* Excerpts from a figure dataset:

START

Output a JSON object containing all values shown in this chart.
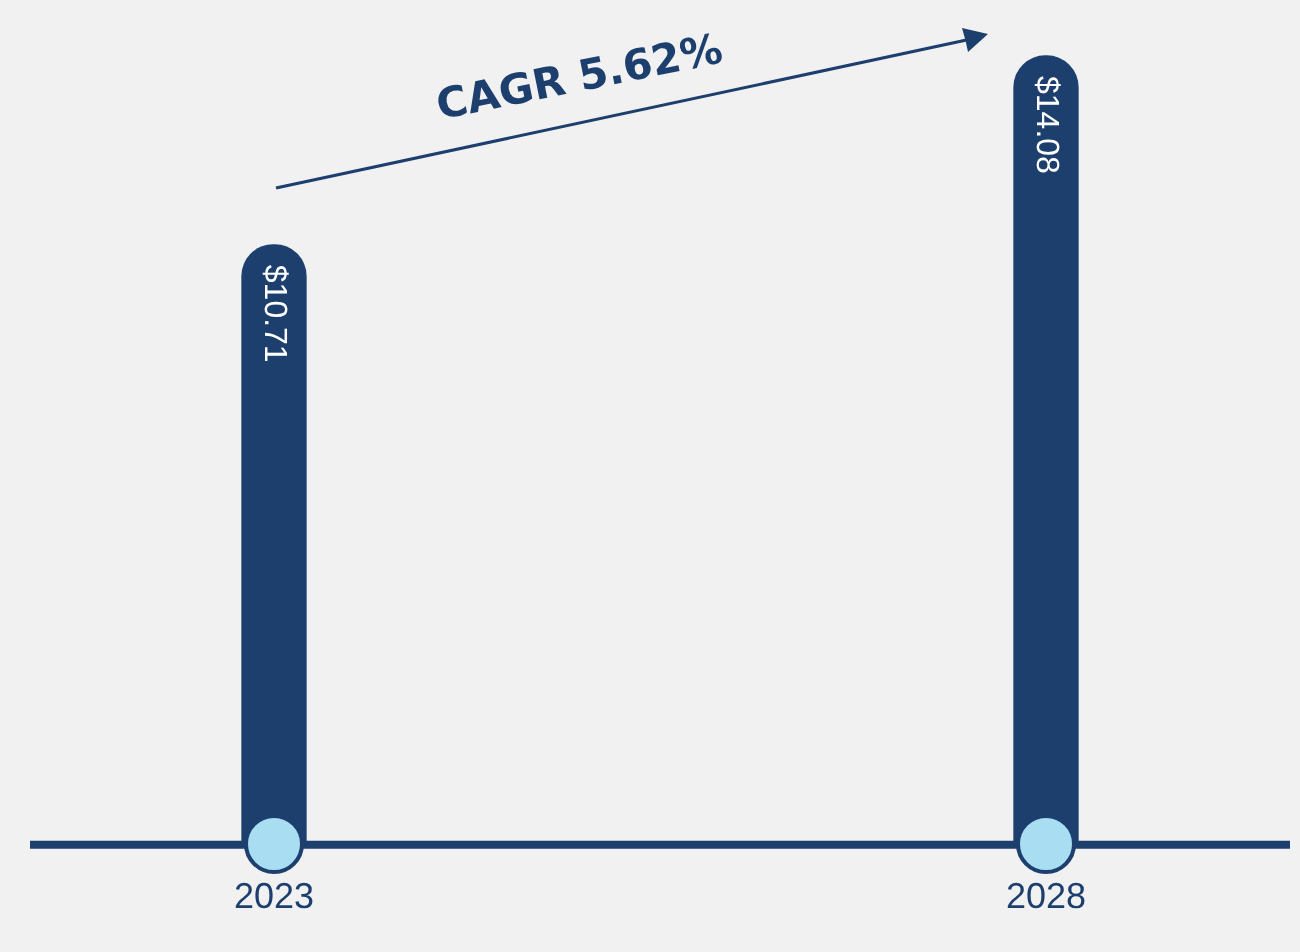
{
  "chart_data": {
    "type": "bar",
    "categories": [
      "2023",
      "2028"
    ],
    "values": [
      10.71,
      14.08
    ],
    "color": "#1d3f6e",
    "value_labels": [
      "$10.71",
      "$14.08"
    ],
    "grid": false,
    "legend": false,
    "annotations": [
      "CAGR 5.62%"
    ]
  }
}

END

* Set problem: In this exercise, set down all of the data exactly, without the pictures.

* Output of the exercise:
Output a JSON object containing all values shown in this chart.
{
  "chart_data": {
    "type": "bar",
    "categories": [
      "2023",
      "2028"
    ],
    "values": [
      10.71,
      14.08
    ],
    "color": "#1d3f6e",
    "value_labels": [
      "$10.71",
      "$14.08"
    ],
    "grid": false,
    "legend": false,
    "annotations": [
      "CAGR 5.62%"
    ]
  }
}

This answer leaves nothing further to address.